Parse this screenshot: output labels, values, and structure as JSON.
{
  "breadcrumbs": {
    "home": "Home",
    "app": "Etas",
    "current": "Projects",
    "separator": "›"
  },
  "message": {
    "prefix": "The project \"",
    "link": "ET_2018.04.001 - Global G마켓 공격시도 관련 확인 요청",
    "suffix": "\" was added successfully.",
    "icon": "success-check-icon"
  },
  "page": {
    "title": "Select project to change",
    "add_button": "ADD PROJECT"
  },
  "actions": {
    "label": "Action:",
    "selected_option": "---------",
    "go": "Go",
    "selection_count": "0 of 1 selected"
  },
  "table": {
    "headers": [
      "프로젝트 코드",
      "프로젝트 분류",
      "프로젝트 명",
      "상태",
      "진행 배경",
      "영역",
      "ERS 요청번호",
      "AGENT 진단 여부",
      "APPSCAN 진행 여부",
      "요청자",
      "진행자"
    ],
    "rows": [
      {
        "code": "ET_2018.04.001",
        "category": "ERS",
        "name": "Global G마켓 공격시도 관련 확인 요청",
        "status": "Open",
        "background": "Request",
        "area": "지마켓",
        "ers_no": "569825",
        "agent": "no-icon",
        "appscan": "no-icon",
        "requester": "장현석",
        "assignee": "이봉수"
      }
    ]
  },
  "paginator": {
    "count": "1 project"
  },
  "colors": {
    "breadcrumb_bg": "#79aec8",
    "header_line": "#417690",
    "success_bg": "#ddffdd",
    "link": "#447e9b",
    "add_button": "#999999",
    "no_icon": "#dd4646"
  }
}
=====
> [DESCRIPTION OF THE TASK] Go through the records and print each one exactly.

> [RESULT OF THE EXERCISE]
Parse this screenshot: output labels, values, and structure as JSON.
{
  "breadcrumbs": {
    "home": "Home",
    "app": "Etas",
    "current": "Projects",
    "separator": "›"
  },
  "message": {
    "prefix": "The project \"",
    "link": "ET_2018.04.001 - Global G마켓 공격시도 관련 확인 요청",
    "suffix": "\" was added successfully.",
    "icon": "success-check-icon"
  },
  "page": {
    "title": "Select project to change",
    "add_button": "ADD PROJECT"
  },
  "actions": {
    "label": "Action:",
    "selected_option": "---------",
    "go": "Go",
    "selection_count": "0 of 1 selected"
  },
  "table": {
    "headers": [
      "프로젝트 코드",
      "프로젝트 분류",
      "프로젝트 명",
      "상태",
      "진행 배경",
      "영역",
      "ERS 요청번호",
      "AGENT 진단 여부",
      "APPSCAN 진행 여부",
      "요청자",
      "진행자"
    ],
    "rows": [
      {
        "code": "ET_2018.04.001",
        "category": "ERS",
        "name": "Global G마켓 공격시도 관련 확인 요청",
        "status": "Open",
        "background": "Request",
        "area": "지마켓",
        "ers_no": "569825",
        "agent": "no-icon",
        "appscan": "no-icon",
        "requester": "장현석",
        "assignee": "이봉수"
      }
    ]
  },
  "paginator": {
    "count": "1 project"
  },
  "colors": {
    "breadcrumb_bg": "#79aec8",
    "header_line": "#417690",
    "success_bg": "#ddffdd",
    "link": "#447e9b",
    "add_button": "#999999",
    "no_icon": "#dd4646"
  }
}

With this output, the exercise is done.